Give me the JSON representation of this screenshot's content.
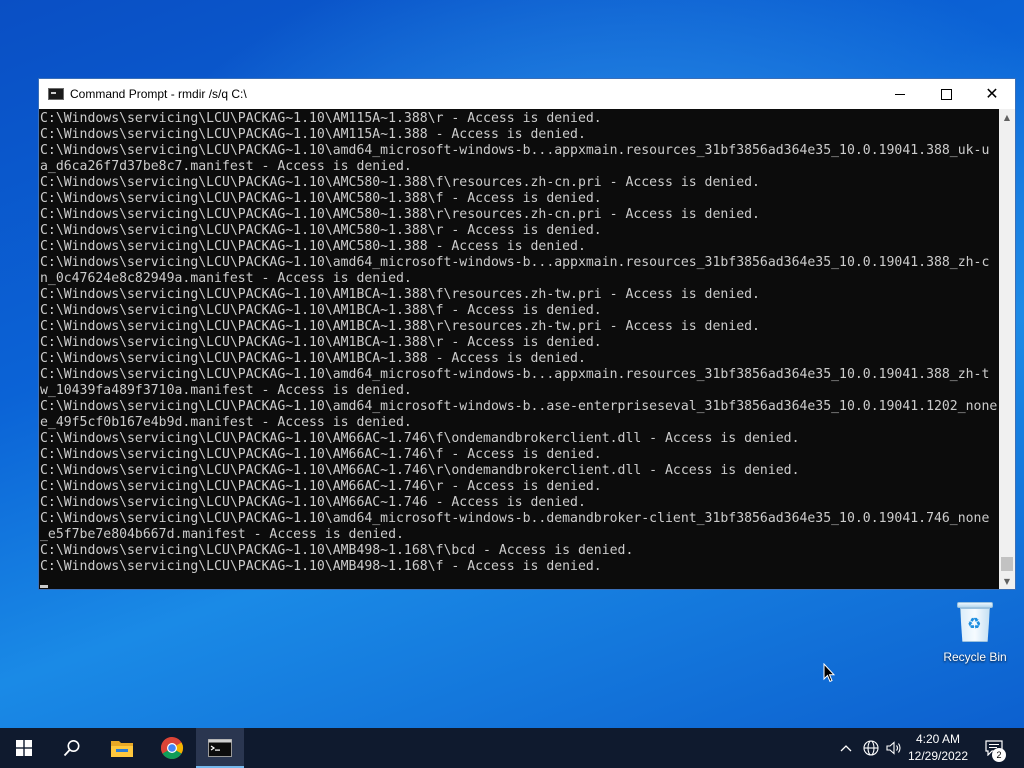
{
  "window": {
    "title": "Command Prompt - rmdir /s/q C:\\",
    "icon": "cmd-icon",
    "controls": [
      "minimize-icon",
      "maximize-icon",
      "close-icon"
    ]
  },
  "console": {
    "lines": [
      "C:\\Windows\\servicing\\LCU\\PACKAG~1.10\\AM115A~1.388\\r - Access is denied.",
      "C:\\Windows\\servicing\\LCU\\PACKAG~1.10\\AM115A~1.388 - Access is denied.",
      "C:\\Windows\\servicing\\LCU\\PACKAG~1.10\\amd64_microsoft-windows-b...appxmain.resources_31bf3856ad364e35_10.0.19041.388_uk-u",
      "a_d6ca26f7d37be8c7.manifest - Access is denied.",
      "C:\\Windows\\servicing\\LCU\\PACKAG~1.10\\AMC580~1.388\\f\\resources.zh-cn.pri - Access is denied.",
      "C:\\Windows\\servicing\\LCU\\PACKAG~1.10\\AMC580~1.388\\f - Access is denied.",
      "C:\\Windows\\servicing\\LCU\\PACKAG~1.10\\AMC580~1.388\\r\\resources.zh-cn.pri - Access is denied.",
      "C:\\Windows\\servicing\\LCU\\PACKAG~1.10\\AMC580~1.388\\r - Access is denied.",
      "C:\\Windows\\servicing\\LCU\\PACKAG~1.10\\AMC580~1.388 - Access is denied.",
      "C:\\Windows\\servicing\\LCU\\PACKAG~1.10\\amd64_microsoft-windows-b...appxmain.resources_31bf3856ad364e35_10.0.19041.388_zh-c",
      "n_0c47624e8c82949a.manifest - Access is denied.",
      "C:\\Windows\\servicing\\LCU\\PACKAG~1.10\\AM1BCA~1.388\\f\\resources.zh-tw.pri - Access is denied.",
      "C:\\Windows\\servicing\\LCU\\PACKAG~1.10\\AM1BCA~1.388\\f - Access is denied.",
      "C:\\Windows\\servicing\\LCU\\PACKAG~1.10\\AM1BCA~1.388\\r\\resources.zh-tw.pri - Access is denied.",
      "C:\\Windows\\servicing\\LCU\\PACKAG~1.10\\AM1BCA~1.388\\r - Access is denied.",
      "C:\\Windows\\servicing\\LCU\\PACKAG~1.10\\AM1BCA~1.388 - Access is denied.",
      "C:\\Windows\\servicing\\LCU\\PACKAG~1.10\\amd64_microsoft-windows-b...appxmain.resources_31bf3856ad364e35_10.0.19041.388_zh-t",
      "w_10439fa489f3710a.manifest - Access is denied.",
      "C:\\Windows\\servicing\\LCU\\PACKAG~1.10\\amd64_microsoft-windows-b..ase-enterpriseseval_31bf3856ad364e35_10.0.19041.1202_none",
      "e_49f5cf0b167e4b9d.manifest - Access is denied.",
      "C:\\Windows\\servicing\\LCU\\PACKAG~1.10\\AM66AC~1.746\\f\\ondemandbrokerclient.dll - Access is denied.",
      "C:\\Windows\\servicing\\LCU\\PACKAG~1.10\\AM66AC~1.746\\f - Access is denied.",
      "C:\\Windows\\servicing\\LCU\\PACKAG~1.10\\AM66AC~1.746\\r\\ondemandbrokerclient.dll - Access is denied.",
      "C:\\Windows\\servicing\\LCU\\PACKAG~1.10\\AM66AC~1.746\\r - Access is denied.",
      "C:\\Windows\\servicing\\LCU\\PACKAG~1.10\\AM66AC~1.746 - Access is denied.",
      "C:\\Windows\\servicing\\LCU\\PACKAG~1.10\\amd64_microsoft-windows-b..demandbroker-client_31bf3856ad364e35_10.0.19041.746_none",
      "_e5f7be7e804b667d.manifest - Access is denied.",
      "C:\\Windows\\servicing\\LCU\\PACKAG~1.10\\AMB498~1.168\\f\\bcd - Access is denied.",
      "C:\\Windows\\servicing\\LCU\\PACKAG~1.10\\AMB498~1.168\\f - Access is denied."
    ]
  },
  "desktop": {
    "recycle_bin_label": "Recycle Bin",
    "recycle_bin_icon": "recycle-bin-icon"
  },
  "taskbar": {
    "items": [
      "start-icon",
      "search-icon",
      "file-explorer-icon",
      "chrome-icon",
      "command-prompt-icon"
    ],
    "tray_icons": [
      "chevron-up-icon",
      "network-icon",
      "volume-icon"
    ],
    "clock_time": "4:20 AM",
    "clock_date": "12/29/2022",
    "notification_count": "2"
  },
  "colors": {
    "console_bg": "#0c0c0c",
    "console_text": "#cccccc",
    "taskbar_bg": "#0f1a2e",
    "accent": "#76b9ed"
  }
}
* * * * *
:: YOUR TASK ::
Pick out every line above that holds the word "manifest" and copy it.

:: SOLVED PROBLEM ::
      "a_d6ca26f7d37be8c7.manifest - Access is denied.",
      "n_0c47624e8c82949a.manifest - Access is denied.",
      "w_10439fa489f3710a.manifest - Access is denied.",
      "e_49f5cf0b167e4b9d.manifest - Access is denied.",
      "_e5f7be7e804b667d.manifest - Access is denied.",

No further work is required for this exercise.